▸ PASSAGE
# Exhausts and filler cap- cleaning advise



## Chrismjspencer (Oct 31, 2015)

Hello folks, quite new to the forum but bought a TTS a few months back and absolutely love it!

Was out cleaning it earlier and wondering if anyone has any recommendations for products to clean the exhaust tips ... One is particularly sooted up and the normal car shampoo doesn't cut it.

Also filler cap is kinda mottled like water marks... Would love to know if it's possible to sort that out... And what to use... Couple of pictures below... And one of the post wash results!




























Sent from my iPhone using Tapatalk


----------



## Hoggy (May 8, 2002)

Hi , Autosol metal polish for the exhaust, but filler cap looks as if moisture has got beneath the lacquer. Try some mildly abrasive polish, but probably won't help alot.
Hoggy.


----------



## Chrismjspencer (Oct 31, 2015)

Thanks Hoggy, I'll get some of that ordered now!
I'll give the filler cap a go with t-cut or something see if that helps.
Cheers C


----------



## gogs (Dec 22, 2010)

I used tcut metal polish on the tts exhaust tips when i had it, brought them up well
As Hoggy says, a fine polish on the fuel cap only as its aluminium, then seal it with a good wax or sealant to protect it.

Sent from my iPhone using Tapatalk


----------



## YELLOW_TT (Feb 25, 2004)

Don't use metal polish on the filler cap as it is not bear metal it has a laquered finish try a mild car polish


----------



## Hoggy (May 8, 2002)

Chrismjspencer said:


> Thanks Hoggy, I'll get some of that ordered now!
> I'll give the filler cap a go with t-cut or something see if that helps.
> Cheers C


Hi, Don't use T Cut on the fuel lid, use a mildly abrasive polish, take it easy as the lacquer is already damaged.
Hoggy.


----------



## Chrismjspencer (Oct 31, 2015)

Hoggy said:


> Chrismjspencer said:
> 
> 
> > Thanks Hoggy, I'll get some of that ordered now!
> ...


Anything particularly recommended?

Sent from my iPhone using Tapatalk


----------



## darylbenfield (Jun 29, 2011)

Pitted pipes I usually wet sand them through a few grades and hit with a decent metal polish ready for sealant. Works a treat.


----------



## YELLOW_TT (Feb 25, 2004)

Once you get the tailpipes clean a squirt of WD40 after every clean will help stop the crap sticking to them


----------



## ZephyR2 (Feb 20, 2013)

YELLOW_TT said:


> Once you get the tailpipes clean a squirt of WD40 after every clean will help stop the crap sticking to them


Not tried that before, I'll give it a go next time. 

@OP - I think your filler cap is beyond a bit of rubbing down for the reasons already said.
Using any abrasives on your tailpipes is OK on the odd occasion but I would try a solvent based cleanser like Autosol or Peek, which I found was even better, first of all. And then keep on top of it. Repeated use of abrasives will wear the chrome coating.


----------



## legend139 (May 9, 2014)

Any fine metal polish will work fine on the exhaust tips. Usually give them some serious elbow grease and get them spot on. After that it'll be a case of a quick shampoo one week and a quick once over with the metal polish to keep them in tip top shape.

▸ RECORDED DATA
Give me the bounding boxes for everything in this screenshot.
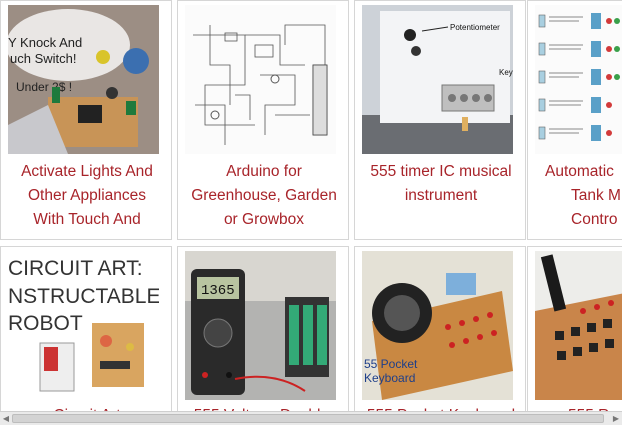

▸ SET PROBLEM
Reproduce the part of the forum thread that begins at the words "## legend139 (May" and stops after "tip top shape.". The data has no connection to the forum thread on cleaning exhaust tips and a filler cap.

▸ COMPLETED EXERCISE
## legend139 (May 9, 2014)

Any fine metal polish will work fine on the exhaust tips. Usually give them some serious elbow grease and get them spot on. After that it'll be a case of a quick shampoo one week and a quick once over with the metal polish to keep them in tip top shape.